------ EXCERTO PARA ANÁLISE

Tal como acontece com todas as doenças, os graus de severidade são variados, desde os casos mais leves, apenas com algumas características, até aos mais graves. A título de exemplo, apresento brevemente alguns casos radicais que mostram até onde é que a doença pode levar. Cindy Buckshon estudou detalhadamente a epilepsia (uma das muitas doenças que simulou) e encenava crises que, para se tornarem mais realistas, caía desamparada no chão, provocando por diversas vezes fraturas dos ossos próprios do nariz e traumatismos cranianos.
Wendy Scott, ao longo de 12 anos, foi atendida em mais de 600 hospitais e submetida a 42 intervenções cirúrgicas ao abdómen, praticamente todas sem qualquer necessidade. William McIlroy fez 400 operações em 100 hospitais diferentes. Falecido em 1983, aos 74 anos, entrou para o Guinness como o caso mais extremo da doença.
E Kelly Ronahan, que dançava ballet e se tornou uma estrela nas redes sociais, a dada altura das suas mensagens transmitiu aos fãs, de forma consternada, que lhe tinha sido diagnosticada uma doença rara que requeria transfusões de sangue e pediu-lhes donativos para as mesmas. Chocados com a notícia, e numa atitude solidária e compassiva, os fãs acederam aos seus pedidos e, num período de menos de dois anos, recebeu 95 litros de sangue. Entretanto, foi "apanhada" e, perante a indignação dos fãs, simulou outras doenças e provocou lesões nas pernas, infetando-as posteriormente, num processo imparável de autodestruição que terminou na amputação de ambas as pernas.

------------
------ EXTRATOS DE REGISTOS

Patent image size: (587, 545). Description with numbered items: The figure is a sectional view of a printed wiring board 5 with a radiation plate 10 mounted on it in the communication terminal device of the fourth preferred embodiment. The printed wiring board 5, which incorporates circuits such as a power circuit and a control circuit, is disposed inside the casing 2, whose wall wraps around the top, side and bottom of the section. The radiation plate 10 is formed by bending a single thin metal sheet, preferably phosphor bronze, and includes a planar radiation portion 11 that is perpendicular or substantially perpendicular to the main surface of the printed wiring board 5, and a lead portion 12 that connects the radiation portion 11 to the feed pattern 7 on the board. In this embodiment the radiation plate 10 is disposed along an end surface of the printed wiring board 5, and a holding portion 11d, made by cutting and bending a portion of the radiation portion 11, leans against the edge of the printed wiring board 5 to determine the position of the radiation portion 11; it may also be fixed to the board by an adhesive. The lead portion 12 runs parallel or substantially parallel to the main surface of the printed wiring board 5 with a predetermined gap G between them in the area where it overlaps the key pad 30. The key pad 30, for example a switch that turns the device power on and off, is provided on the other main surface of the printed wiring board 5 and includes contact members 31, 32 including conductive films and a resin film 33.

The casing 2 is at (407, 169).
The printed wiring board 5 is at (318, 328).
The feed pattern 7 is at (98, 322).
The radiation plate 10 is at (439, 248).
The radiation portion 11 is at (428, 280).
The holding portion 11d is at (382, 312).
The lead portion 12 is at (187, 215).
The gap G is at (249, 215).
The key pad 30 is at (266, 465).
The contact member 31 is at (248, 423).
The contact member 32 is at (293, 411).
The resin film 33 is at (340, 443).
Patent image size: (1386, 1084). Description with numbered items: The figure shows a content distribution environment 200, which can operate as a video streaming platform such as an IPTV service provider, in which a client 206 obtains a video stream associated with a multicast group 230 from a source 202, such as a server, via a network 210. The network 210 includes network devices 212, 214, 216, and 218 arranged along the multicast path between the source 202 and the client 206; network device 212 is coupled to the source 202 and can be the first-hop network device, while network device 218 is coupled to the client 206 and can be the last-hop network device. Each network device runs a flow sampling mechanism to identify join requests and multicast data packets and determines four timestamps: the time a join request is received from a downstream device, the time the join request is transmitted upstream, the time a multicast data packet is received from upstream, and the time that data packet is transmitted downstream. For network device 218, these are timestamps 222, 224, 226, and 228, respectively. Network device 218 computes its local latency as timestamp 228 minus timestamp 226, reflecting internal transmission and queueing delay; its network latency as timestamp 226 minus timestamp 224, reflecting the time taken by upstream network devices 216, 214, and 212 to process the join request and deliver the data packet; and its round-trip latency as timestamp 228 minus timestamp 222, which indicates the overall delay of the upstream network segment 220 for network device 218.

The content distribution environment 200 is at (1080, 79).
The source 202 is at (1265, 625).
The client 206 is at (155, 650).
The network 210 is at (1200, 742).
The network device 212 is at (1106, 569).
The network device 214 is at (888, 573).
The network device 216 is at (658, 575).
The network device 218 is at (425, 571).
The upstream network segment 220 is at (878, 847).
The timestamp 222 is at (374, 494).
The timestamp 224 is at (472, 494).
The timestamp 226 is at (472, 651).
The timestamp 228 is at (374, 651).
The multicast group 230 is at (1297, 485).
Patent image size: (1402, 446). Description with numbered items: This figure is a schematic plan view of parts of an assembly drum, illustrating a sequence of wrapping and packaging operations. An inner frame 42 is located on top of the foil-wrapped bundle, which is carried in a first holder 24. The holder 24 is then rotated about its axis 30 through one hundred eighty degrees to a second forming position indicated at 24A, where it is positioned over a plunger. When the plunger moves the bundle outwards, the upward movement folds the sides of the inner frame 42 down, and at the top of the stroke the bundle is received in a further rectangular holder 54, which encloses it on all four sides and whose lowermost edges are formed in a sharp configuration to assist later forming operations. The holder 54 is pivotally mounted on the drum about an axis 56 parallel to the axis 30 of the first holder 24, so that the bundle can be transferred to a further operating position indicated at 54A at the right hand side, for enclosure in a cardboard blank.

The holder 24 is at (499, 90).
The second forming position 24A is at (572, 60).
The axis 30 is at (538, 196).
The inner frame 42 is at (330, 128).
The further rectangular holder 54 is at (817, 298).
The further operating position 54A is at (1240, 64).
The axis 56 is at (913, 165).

------------

* ORDEM DE TRABALHO 1
Traduza para inglês esta frase do excerto sobre casos de simulação de doenças: "William McIlroy fez 400 operações em 100 hospitais diferentes."
* ORDEM DE TRABALHO 2
Enumere todas as pessoas identificadas pelo nome no excerto sobre casos de simulação de doenças.
* ORDEM DE TRABALHO 3
Dê a continuação do excerto sobre casos de simulação de doenças, a partir da última frase apresentada.

* RESPOSTA 1
William McIlroy underwent 400 operations in 100 different hospitals.

* RESPOSTA 2
Cindy Buckshon, Wendy Scott, William McIlroy, Kelly Ronahan

* RESPOSTA 3
Entretanto, perdeu-se-lhe o rasto e ninguém sabe se atualmente está viva ou morta.

Ora, perante comportamentos tão desconcertantes e aparentemente desprovidos de sentido, a pergunta que surge é esta: porquê?
Tem sido muito difícil responder a esta questão porque as pessoas, na sua esmagadora maioria, não admitem que têm a doença. Mas, nos raríssimos casos em que isso acontece, o que dizem é que a principal motivação é a satisfação da necessidade profunda de serem cuidadas pelos médicos. Sentindo um desamparo e um vazio insuportáveis perante um mundo ameaçador e hostil, no qual se sentem estranhas, os únicos locais e situações que apaziguam aquele sofrimento é nos hospitais, a serem cuidadas pelos médicos. Só assim se sentem seguras, protegidas, amparadas e com a garantia de que, enquanto estiverem "doentes", não serão abandonadas, porque a angústia de separação e de abandono são avassaladoras.
O problema - e este é um dos aspetos dramáticos desta doença - é o seguinte: se, de início, os comportamentos factícios têm a função a que fiz referência, com a evolução da doença, deixam de ter aquela função e tornam-se compulsivos. Como um toxicodependente que começa a consumir uma droga para obter determinados efeitos e depois fica viciado, estes comportamentos tornam-se um vício, com sintomas de privação (ansiedade, angústia, irritabilidade, sofrimento), que só acalmam depois de os levar a cabo, num círculo vicioso que vai agravando a doença e destruindo a vida da pessoa.

Não há nenhum tratamento preconizado, nem farmacológico nem psicológico, pelo que, nos raríssimos casos em que aceitam serem tratadas, só uma dedicação compassiva, determinada e paciente, com o estabelecimento gradual de uma aliança terapêutica, as poderá ajudar.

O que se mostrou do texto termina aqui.